▶ TASK DIRECTIONS:
Would you transcribe the listing that follows, character for character, and omit its images?

━━ EXTRACTED INFORMATION

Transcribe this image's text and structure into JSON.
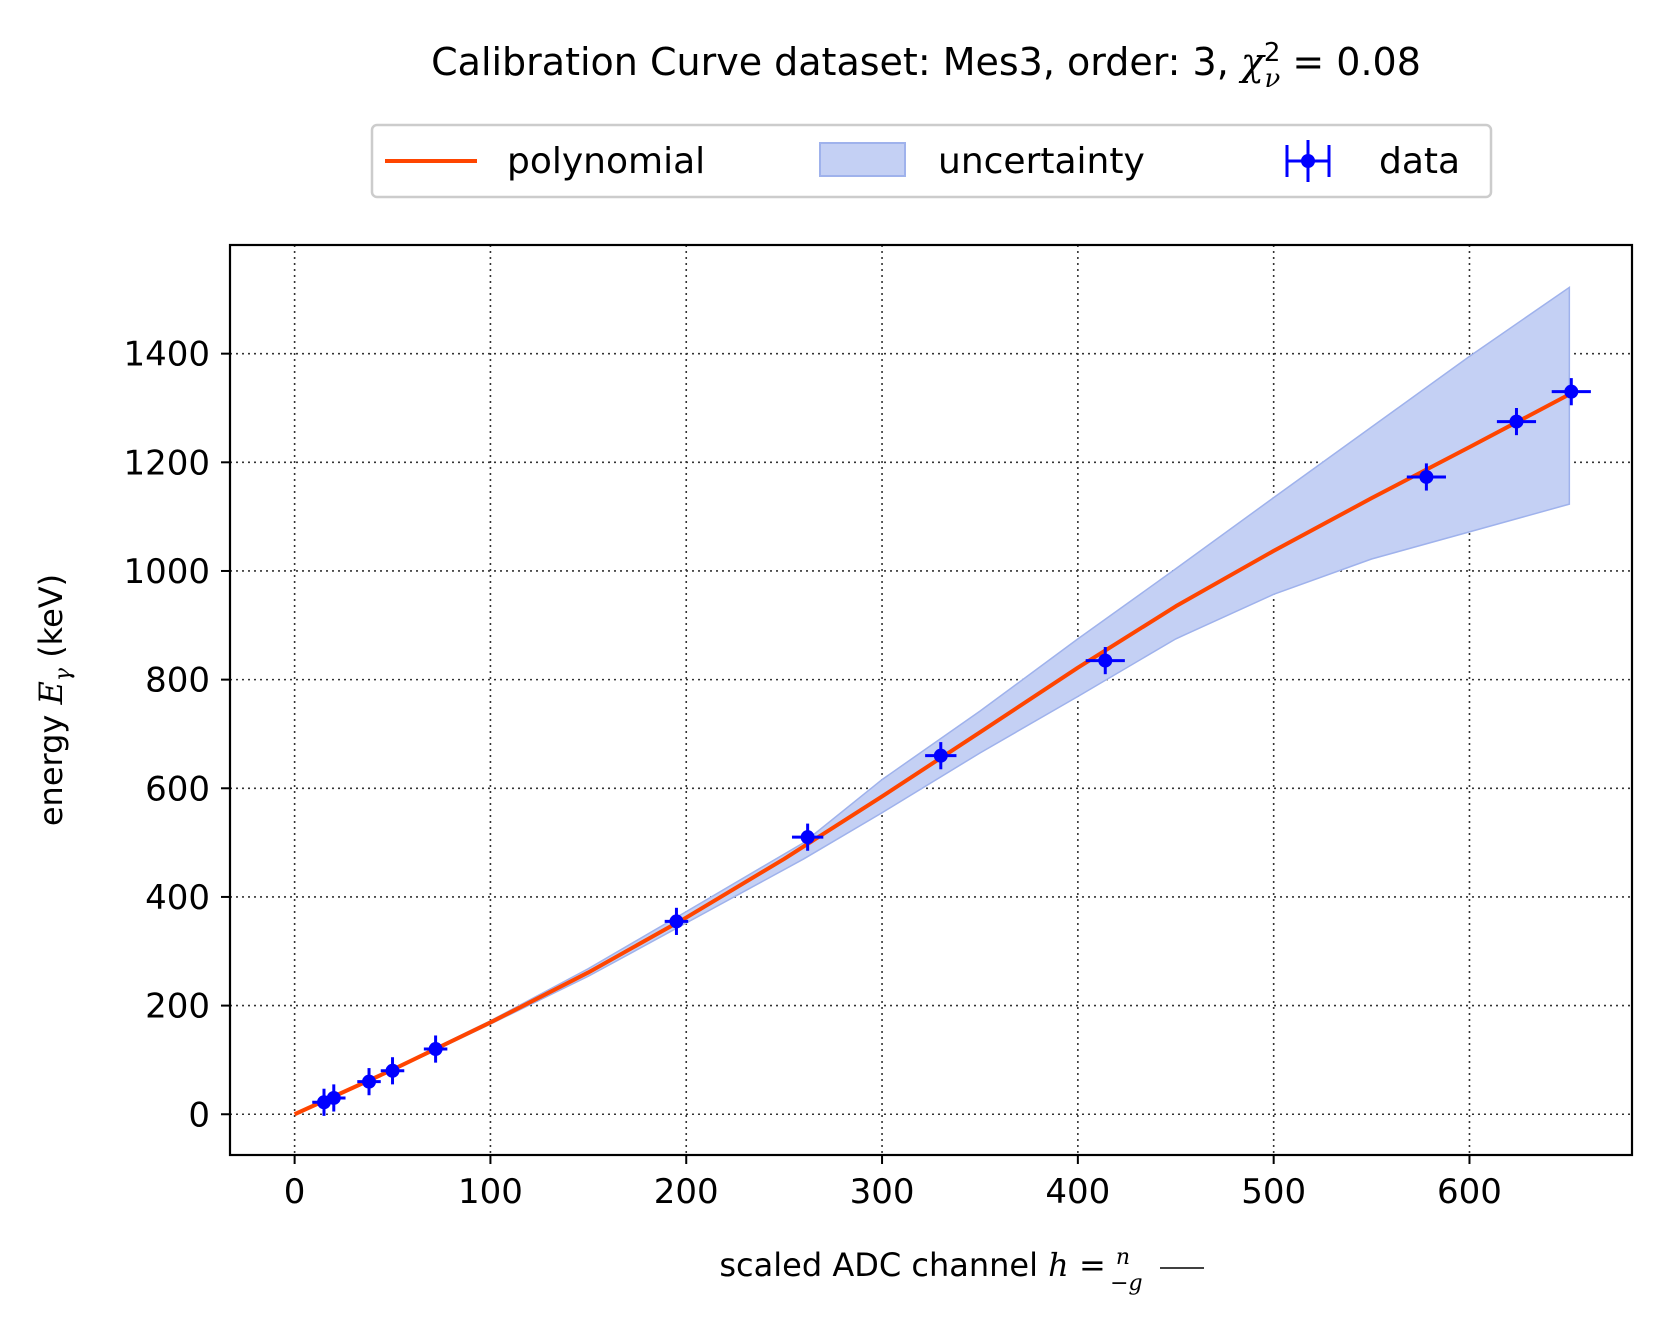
{
  "chart_data": {
    "type": "line",
    "title": "Calibration Curve dataset: Mes3, order: 3, χ²ᵥ =  0.08",
    "title_parts": {
      "prefix": "Calibration Curve dataset: Mes3, order: 3, ",
      "chi": "χ",
      "chi_sup": "2",
      "chi_sub": "ν",
      "suffix": " =  0.08"
    },
    "xlabel": "scaled ADC channel h = n/−g",
    "xlabel_parts": {
      "prefix": "scaled ADC channel ",
      "h": "h",
      "eq": " = ",
      "num": "n",
      "den": "−g"
    },
    "ylabel": "energy E_γ (keV)",
    "ylabel_parts": {
      "prefix": "energy ",
      "E": "E",
      "sub": "γ",
      "suffix": " (keV)"
    },
    "xlim": [
      -33,
      683
    ],
    "ylim": [
      -75,
      1600
    ],
    "xticks": [
      0,
      100,
      200,
      300,
      400,
      500,
      600
    ],
    "yticks": [
      0,
      200,
      400,
      600,
      800,
      1000,
      1200,
      1400
    ],
    "grid": true,
    "legend": {
      "placement": "top-center, outside",
      "entries": [
        "polynomial",
        "uncertainty",
        "data"
      ]
    },
    "colors": {
      "polynomial": "#ff4500",
      "uncertainty_fill": "#c4d0f4",
      "uncertainty_edge": "#9fb2ec",
      "data": "#0000ff"
    },
    "polynomial": {
      "x": [
        0,
        50,
        100,
        150,
        200,
        250,
        300,
        350,
        400,
        450,
        500,
        550,
        600,
        651
      ],
      "y": [
        0,
        82,
        169,
        261,
        362,
        470,
        585,
        703,
        822,
        935,
        1037,
        1134,
        1228,
        1325
      ]
    },
    "uncertainty": {
      "x": [
        0,
        50,
        100,
        150,
        200,
        260,
        300,
        350,
        400,
        450,
        500,
        550,
        600,
        651
      ],
      "upper": [
        0,
        84,
        172,
        268,
        373,
        500,
        616,
        742,
        875,
        1004,
        1135,
        1265,
        1395,
        1522
      ],
      "lower": [
        0,
        80,
        166,
        254,
        352,
        470,
        555,
        665,
        769,
        875,
        957,
        1022,
        1072,
        1123
      ]
    },
    "data": {
      "x": [
        15,
        20,
        38,
        50,
        72,
        195,
        262,
        330,
        414,
        578,
        624,
        652
      ],
      "y": [
        22,
        30,
        60,
        80,
        120,
        355,
        510,
        660,
        835,
        1173,
        1275,
        1330
      ],
      "xerr": [
        6,
        6,
        6,
        6,
        6,
        6,
        8,
        8,
        10,
        10,
        10,
        10
      ],
      "yerr": [
        25,
        25,
        25,
        25,
        25,
        25,
        25,
        25,
        25,
        25,
        25,
        25
      ]
    }
  }
}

━━━━

▶ EXERCISE SOLUTION:
Transcribe this image's text and structure into JSON.
{
  "chart_data": {
    "type": "line",
    "title": "Calibration Curve dataset: Mes3, order: 3, χ²ᵥ =  0.08",
    "title_parts": {
      "prefix": "Calibration Curve dataset: Mes3, order: 3, ",
      "chi": "χ",
      "chi_sup": "2",
      "chi_sub": "ν",
      "suffix": " =  0.08"
    },
    "xlabel": "scaled ADC channel h = n/−g",
    "xlabel_parts": {
      "prefix": "scaled ADC channel ",
      "h": "h",
      "eq": " = ",
      "num": "n",
      "den": "−g"
    },
    "ylabel": "energy E_γ (keV)",
    "ylabel_parts": {
      "prefix": "energy ",
      "E": "E",
      "sub": "γ",
      "suffix": " (keV)"
    },
    "xlim": [
      -33,
      683
    ],
    "ylim": [
      -75,
      1600
    ],
    "xticks": [
      0,
      100,
      200,
      300,
      400,
      500,
      600
    ],
    "yticks": [
      0,
      200,
      400,
      600,
      800,
      1000,
      1200,
      1400
    ],
    "grid": true,
    "legend": {
      "placement": "top-center, outside",
      "entries": [
        "polynomial",
        "uncertainty",
        "data"
      ]
    },
    "colors": {
      "polynomial": "#ff4500",
      "uncertainty_fill": "#c4d0f4",
      "uncertainty_edge": "#9fb2ec",
      "data": "#0000ff"
    },
    "polynomial": {
      "x": [
        0,
        50,
        100,
        150,
        200,
        250,
        300,
        350,
        400,
        450,
        500,
        550,
        600,
        651
      ],
      "y": [
        0,
        82,
        169,
        261,
        362,
        470,
        585,
        703,
        822,
        935,
        1037,
        1134,
        1228,
        1325
      ]
    },
    "uncertainty": {
      "x": [
        0,
        50,
        100,
        150,
        200,
        260,
        300,
        350,
        400,
        450,
        500,
        550,
        600,
        651
      ],
      "upper": [
        0,
        84,
        172,
        268,
        373,
        500,
        616,
        742,
        875,
        1004,
        1135,
        1265,
        1395,
        1522
      ],
      "lower": [
        0,
        80,
        166,
        254,
        352,
        470,
        555,
        665,
        769,
        875,
        957,
        1022,
        1072,
        1123
      ]
    },
    "data": {
      "x": [
        15,
        20,
        38,
        50,
        72,
        195,
        262,
        330,
        414,
        578,
        624,
        652
      ],
      "y": [
        22,
        30,
        60,
        80,
        120,
        355,
        510,
        660,
        835,
        1173,
        1275,
        1330
      ],
      "xerr": [
        6,
        6,
        6,
        6,
        6,
        6,
        8,
        8,
        10,
        10,
        10,
        10
      ],
      "yerr": [
        25,
        25,
        25,
        25,
        25,
        25,
        25,
        25,
        25,
        25,
        25,
        25
      ]
    }
  }
}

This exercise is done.